* start Dataset extract *

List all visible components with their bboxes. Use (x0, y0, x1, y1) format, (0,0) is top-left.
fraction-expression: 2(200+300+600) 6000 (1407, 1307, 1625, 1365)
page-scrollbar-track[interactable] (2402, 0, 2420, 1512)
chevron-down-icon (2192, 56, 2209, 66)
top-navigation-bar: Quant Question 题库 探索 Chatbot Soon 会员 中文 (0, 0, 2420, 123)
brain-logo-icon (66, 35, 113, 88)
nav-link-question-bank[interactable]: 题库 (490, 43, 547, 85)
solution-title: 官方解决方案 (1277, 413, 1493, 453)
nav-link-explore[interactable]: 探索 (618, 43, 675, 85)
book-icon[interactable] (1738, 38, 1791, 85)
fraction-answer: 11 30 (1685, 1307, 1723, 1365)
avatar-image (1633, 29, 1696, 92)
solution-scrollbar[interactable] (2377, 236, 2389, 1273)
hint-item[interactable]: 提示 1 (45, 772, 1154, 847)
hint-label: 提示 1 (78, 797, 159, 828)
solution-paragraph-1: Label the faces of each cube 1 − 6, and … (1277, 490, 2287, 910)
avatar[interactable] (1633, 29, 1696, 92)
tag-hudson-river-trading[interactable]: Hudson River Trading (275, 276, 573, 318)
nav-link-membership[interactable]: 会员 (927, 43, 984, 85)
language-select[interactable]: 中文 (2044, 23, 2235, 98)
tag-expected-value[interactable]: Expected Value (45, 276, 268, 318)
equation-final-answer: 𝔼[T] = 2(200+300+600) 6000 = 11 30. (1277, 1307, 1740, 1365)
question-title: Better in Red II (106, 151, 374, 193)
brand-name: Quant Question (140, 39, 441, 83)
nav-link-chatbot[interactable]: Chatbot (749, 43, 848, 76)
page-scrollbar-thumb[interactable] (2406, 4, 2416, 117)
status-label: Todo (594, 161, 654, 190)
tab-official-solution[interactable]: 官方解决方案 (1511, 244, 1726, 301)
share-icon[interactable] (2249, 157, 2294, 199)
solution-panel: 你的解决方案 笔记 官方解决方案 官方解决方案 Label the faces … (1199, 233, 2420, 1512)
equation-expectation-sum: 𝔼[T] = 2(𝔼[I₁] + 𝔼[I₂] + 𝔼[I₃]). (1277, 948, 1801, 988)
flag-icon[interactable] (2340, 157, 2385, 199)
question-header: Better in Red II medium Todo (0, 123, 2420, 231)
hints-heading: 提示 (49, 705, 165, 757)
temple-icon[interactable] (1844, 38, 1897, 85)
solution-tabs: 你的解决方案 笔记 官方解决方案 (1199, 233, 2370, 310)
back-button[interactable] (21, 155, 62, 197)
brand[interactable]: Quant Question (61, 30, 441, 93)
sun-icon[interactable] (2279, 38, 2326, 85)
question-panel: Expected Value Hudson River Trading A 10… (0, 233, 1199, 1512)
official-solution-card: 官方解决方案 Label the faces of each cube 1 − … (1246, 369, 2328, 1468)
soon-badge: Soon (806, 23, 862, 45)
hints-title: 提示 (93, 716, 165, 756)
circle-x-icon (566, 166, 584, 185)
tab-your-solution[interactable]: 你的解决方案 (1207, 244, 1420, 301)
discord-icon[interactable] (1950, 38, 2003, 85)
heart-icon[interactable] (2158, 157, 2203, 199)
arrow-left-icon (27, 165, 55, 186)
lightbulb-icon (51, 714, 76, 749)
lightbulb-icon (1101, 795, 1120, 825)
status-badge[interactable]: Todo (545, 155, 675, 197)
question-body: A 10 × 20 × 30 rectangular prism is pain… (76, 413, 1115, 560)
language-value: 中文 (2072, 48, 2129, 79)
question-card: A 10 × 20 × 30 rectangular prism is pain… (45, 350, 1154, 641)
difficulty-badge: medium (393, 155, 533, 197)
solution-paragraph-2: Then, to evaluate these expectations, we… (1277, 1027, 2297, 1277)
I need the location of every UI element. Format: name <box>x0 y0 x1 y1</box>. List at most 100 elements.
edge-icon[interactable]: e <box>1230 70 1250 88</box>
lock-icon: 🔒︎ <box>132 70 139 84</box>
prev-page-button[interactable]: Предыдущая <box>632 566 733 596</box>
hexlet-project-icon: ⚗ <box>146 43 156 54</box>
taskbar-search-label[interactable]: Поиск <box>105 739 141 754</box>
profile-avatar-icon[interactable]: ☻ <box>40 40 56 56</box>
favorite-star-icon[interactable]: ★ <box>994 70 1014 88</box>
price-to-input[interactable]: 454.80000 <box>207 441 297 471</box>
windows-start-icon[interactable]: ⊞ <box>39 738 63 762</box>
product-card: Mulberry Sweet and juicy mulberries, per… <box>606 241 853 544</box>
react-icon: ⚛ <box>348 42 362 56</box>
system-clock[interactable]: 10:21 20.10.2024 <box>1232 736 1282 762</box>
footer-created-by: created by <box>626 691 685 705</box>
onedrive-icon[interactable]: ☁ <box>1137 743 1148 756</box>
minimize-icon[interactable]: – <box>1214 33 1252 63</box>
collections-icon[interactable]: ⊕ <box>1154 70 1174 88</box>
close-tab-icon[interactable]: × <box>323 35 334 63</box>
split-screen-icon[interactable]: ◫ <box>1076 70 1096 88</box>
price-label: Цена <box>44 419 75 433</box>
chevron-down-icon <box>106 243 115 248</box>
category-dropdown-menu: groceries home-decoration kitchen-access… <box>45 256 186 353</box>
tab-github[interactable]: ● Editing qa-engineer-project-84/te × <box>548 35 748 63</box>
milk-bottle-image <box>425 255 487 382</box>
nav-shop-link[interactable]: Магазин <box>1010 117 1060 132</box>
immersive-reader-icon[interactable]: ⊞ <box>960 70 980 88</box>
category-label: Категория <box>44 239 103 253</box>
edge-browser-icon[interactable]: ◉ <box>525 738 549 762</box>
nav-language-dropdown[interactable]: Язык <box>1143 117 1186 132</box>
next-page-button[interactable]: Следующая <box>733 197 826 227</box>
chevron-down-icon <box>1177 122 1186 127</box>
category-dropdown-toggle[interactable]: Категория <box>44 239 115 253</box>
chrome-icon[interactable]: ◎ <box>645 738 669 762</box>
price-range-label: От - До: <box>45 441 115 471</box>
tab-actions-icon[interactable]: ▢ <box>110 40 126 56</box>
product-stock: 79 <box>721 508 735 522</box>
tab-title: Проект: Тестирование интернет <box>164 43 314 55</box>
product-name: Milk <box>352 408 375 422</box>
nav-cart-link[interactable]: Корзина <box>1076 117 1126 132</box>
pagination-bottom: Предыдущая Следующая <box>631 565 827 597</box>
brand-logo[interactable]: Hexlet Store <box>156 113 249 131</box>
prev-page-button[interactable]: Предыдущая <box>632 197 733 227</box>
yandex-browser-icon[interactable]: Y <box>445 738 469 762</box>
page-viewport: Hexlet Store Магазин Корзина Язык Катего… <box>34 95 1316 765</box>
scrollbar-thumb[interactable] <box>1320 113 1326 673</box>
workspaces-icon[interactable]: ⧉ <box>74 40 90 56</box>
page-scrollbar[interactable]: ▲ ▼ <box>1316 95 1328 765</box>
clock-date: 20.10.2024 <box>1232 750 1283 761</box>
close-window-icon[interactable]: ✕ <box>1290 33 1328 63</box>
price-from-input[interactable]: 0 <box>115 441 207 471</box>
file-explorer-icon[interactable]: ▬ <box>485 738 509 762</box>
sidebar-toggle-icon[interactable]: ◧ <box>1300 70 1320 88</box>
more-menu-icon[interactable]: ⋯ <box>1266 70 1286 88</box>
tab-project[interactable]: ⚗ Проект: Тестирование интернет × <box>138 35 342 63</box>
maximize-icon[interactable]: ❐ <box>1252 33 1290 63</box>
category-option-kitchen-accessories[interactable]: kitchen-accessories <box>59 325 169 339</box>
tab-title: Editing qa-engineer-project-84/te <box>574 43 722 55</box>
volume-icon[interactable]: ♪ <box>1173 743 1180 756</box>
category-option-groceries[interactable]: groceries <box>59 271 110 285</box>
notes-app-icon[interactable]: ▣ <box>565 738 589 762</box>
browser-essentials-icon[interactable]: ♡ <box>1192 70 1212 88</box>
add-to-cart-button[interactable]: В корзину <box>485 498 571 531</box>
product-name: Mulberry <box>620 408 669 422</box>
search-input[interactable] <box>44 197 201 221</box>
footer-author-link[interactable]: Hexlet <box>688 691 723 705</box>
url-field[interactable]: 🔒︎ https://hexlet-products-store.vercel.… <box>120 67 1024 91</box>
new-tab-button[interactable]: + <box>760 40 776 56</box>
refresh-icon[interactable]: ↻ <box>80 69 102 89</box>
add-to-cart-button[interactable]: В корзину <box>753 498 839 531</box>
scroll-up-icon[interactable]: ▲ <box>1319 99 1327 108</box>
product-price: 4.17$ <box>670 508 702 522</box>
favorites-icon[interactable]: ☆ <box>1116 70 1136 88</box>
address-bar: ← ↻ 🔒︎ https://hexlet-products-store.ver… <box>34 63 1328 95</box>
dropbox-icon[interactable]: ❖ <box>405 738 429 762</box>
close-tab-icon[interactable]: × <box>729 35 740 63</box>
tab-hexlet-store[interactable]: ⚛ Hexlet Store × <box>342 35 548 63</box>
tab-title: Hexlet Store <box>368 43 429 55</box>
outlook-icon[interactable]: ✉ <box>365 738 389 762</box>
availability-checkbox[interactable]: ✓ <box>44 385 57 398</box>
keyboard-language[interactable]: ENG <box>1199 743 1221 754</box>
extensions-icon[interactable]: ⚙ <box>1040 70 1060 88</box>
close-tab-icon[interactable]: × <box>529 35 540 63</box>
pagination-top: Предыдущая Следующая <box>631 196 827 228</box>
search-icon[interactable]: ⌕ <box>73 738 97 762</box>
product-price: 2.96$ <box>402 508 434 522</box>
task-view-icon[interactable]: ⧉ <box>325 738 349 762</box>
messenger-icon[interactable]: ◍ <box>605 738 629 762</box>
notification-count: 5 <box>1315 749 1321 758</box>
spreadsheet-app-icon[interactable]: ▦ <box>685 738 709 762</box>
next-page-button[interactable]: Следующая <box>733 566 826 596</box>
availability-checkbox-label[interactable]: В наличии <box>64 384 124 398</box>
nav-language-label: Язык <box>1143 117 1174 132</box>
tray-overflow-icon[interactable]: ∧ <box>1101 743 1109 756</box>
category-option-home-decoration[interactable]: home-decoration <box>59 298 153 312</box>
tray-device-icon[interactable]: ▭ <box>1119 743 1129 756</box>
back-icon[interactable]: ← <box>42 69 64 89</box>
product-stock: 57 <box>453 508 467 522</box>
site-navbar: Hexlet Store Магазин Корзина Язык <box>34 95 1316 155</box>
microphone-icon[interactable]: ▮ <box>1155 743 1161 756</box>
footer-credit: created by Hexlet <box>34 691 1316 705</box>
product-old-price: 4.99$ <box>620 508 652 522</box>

* end Dataset extract *

*To do*
How many lines of the records contain the string "Магазин", with case counting? Give only the number.

*Task answer*
3